▶ _Objective_
Print all of the records below verbatim, line by line, and leave the pictures out.

-- start --

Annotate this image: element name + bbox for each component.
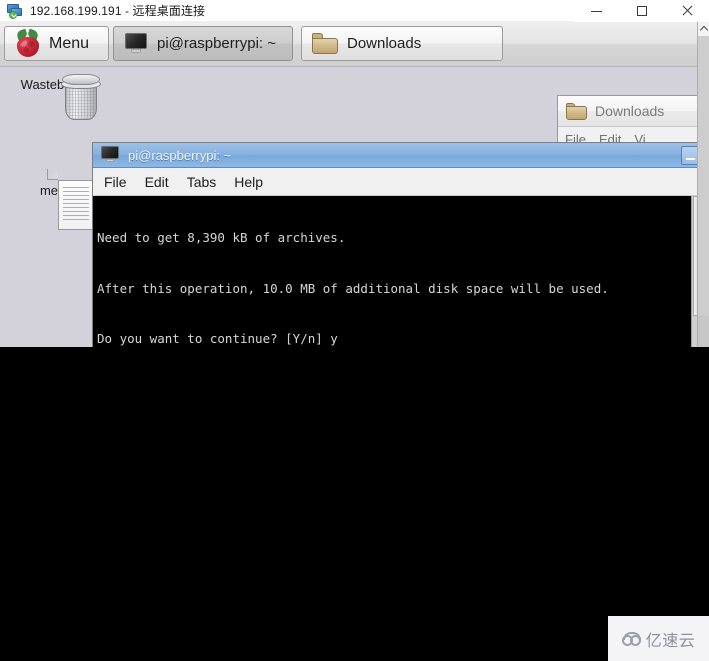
screenshot-root: 192.168.199.191 - 远程桌面连接 Menu pi@raspber…: [0, 0, 709, 661]
watermark-text: 亿速云: [645, 632, 696, 650]
chevron-up-icon: [699, 25, 709, 35]
cloud-logo-icon: [621, 631, 642, 646]
terminal-output-area[interactable]: Need to get 8,390 kB of archives. After …: [93, 196, 697, 347]
maximize-icon: [636, 6, 647, 16]
terminal-menu-help[interactable]: Help: [234, 174, 263, 190]
close-button[interactable]: [664, 0, 709, 22]
rdp-scrollbar-thumb[interactable]: [698, 36, 709, 316]
taskbar-item-downloads[interactable]: Downloads: [301, 26, 503, 61]
terminal-menu-edit[interactable]: Edit: [145, 174, 169, 190]
taskbar-item-downloads-label: Downloads: [347, 35, 422, 52]
desktop-icon-wastebasket[interactable]: Wastebasket: [10, 74, 106, 120]
rdp-window-title: 192.168.199.191 - 远程桌面连接: [30, 4, 206, 18]
taskbar-item-terminal-label: pi@raspberrypi: ~: [157, 35, 277, 52]
terminal-menu-file[interactable]: File: [104, 174, 127, 190]
terminal-titlebar: pi@raspberrypi: ~: [93, 143, 697, 168]
minimize-icon: [591, 10, 602, 12]
terminal-window-title: pi@raspberrypi: ~: [128, 147, 232, 163]
watermark: 亿速云: [608, 616, 709, 661]
rdp-vertical-scrollbar[interactable]: [697, 22, 709, 347]
terminal-output-text: Need to get 8,390 kB of archives. After …: [97, 197, 690, 347]
folder-icon: [566, 102, 587, 120]
remote-desktop-icon: [7, 3, 23, 19]
menu-button-label: Menu: [49, 34, 90, 52]
terminal-monitor-icon: [124, 32, 148, 55]
file-manager-title: Downloads: [595, 103, 665, 119]
terminal-line: After this operation, 10.0 MB of additio…: [97, 280, 609, 296]
minimize-icon: [686, 158, 695, 160]
raspberry-pi-logo-icon: [15, 28, 41, 58]
file-manager-titlebar: Downloads: [558, 96, 697, 127]
terminal-menu-tabs[interactable]: Tabs: [187, 174, 217, 190]
menu-button[interactable]: Menu: [4, 26, 109, 61]
terminal-line: Need to get 8,390 kB of archives.: [97, 230, 346, 246]
remote-desktop-viewport[interactable]: Menu pi@raspberrypi: ~ Downloads Wasteba…: [0, 22, 697, 347]
scroll-up-button[interactable]: [698, 22, 709, 36]
taskbar-item-terminal[interactable]: pi@raspberrypi: ~: [113, 26, 293, 61]
terminal-menubar: File Edit Tabs Help: [93, 168, 697, 196]
rdp-window-controls: [574, 0, 709, 22]
rdp-window-titlebar: 192.168.199.191 - 远程桌面连接: [0, 0, 709, 22]
close-icon: [681, 5, 693, 17]
terminal-monitor-icon: [100, 146, 120, 164]
empty-black-area: [0, 347, 709, 661]
terminal-window[interactable]: pi@raspberrypi: ~ File Edit Tabs Help Ne…: [92, 142, 697, 347]
terminal-line: Do you want to continue? [Y/n] y: [97, 330, 338, 346]
folder-icon: [312, 33, 338, 54]
minimize-button[interactable]: [574, 0, 619, 22]
maximize-button[interactable]: [619, 0, 664, 22]
lxde-taskbar: Menu pi@raspberrypi: ~ Downloads: [0, 22, 697, 67]
terminal-minimize-button[interactable]: [681, 146, 697, 165]
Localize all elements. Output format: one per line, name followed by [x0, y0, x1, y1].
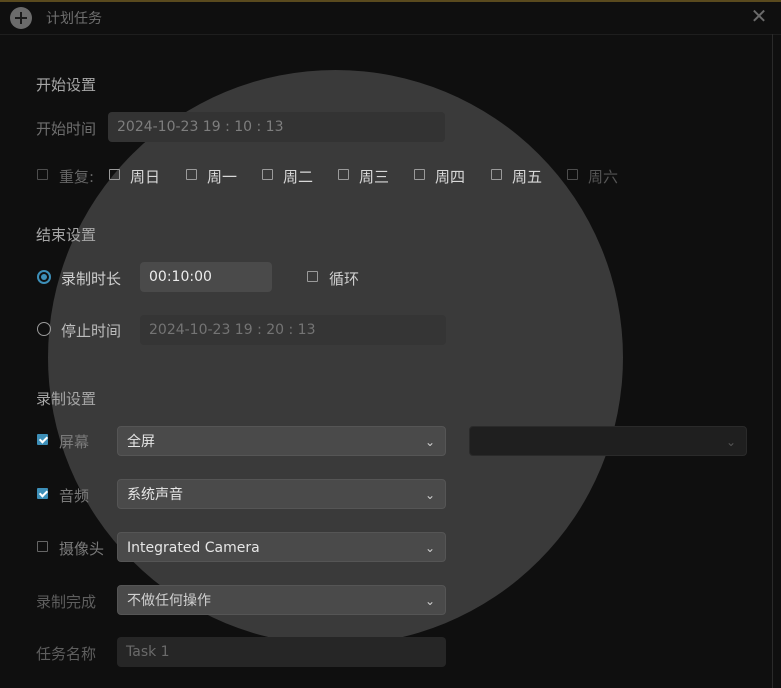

-- end --

▶ _Answer to the problem_
Annotate this image: element name + bbox for each component.
screenshot-root: 192.168.199.191 - 远程桌面连接 Menu pi@raspber…: [0, 0, 709, 661]
watermark-text: 亿速云: [645, 632, 696, 650]
chevron-up-icon: [699, 25, 709, 35]
cloud-logo-icon: [621, 631, 642, 646]
terminal-output-area[interactable]: Need to get 8,390 kB of archives. After …: [93, 196, 697, 347]
maximize-icon: [636, 6, 647, 16]
terminal-menu-help[interactable]: Help: [234, 174, 263, 190]
close-button[interactable]: [664, 0, 709, 22]
rdp-scrollbar-thumb[interactable]: [698, 36, 709, 316]
taskbar-item-downloads[interactable]: Downloads: [301, 26, 503, 61]
terminal-menu-edit[interactable]: Edit: [145, 174, 169, 190]
taskbar-item-downloads-label: Downloads: [347, 35, 422, 52]
desktop-icon-wastebasket[interactable]: Wastebasket: [10, 74, 106, 120]
rdp-window-title: 192.168.199.191 - 远程桌面连接: [30, 4, 206, 18]
taskbar-item-terminal-label: pi@raspberrypi: ~: [157, 35, 277, 52]
terminal-menu-file[interactable]: File: [104, 174, 127, 190]
terminal-titlebar: pi@raspberrypi: ~: [93, 143, 697, 168]
minimize-icon: [591, 10, 602, 12]
terminal-window-title: pi@raspberrypi: ~: [128, 147, 232, 163]
watermark: 亿速云: [608, 616, 709, 661]
rdp-vertical-scrollbar[interactable]: [697, 22, 709, 347]
terminal-output-text: Need to get 8,390 kB of archives. After …: [97, 197, 690, 347]
folder-icon: [566, 102, 587, 120]
remote-desktop-icon: [7, 3, 23, 19]
menu-button-label: Menu: [49, 34, 90, 52]
terminal-monitor-icon: [124, 32, 148, 55]
file-manager-title: Downloads: [595, 103, 665, 119]
terminal-line: After this operation, 10.0 MB of additio…: [97, 280, 609, 296]
minimize-icon: [686, 158, 695, 160]
raspberry-pi-logo-icon: [15, 28, 41, 58]
file-manager-titlebar: Downloads: [558, 96, 697, 127]
terminal-menu-tabs[interactable]: Tabs: [187, 174, 217, 190]
menu-button[interactable]: Menu: [4, 26, 109, 61]
terminal-line: Need to get 8,390 kB of archives.: [97, 230, 346, 246]
remote-desktop-viewport[interactable]: Menu pi@raspberrypi: ~ Downloads Wasteba…: [0, 22, 697, 347]
scroll-up-button[interactable]: [698, 22, 709, 36]
taskbar-item-terminal[interactable]: pi@raspberrypi: ~: [113, 26, 293, 61]
terminal-menubar: File Edit Tabs Help: [93, 168, 697, 196]
rdp-window-controls: [574, 0, 709, 22]
rdp-window-titlebar: 192.168.199.191 - 远程桌面连接: [0, 0, 709, 22]
close-icon: [681, 5, 693, 17]
terminal-monitor-icon: [100, 146, 120, 164]
empty-black-area: [0, 347, 709, 661]
terminal-window[interactable]: pi@raspberrypi: ~ File Edit Tabs Help Ne…: [92, 142, 697, 347]
terminal-line: Do you want to continue? [Y/n] y: [97, 330, 338, 346]
folder-icon: [312, 33, 338, 54]
minimize-button[interactable]: [574, 0, 619, 22]
maximize-button[interactable]: [619, 0, 664, 22]
lxde-taskbar: Menu pi@raspberrypi: ~ Downloads: [0, 22, 697, 67]
terminal-minimize-button[interactable]: [681, 146, 697, 165]
Localize all elements. Output format: one per line, name followed by [x0, y0, x1, y1].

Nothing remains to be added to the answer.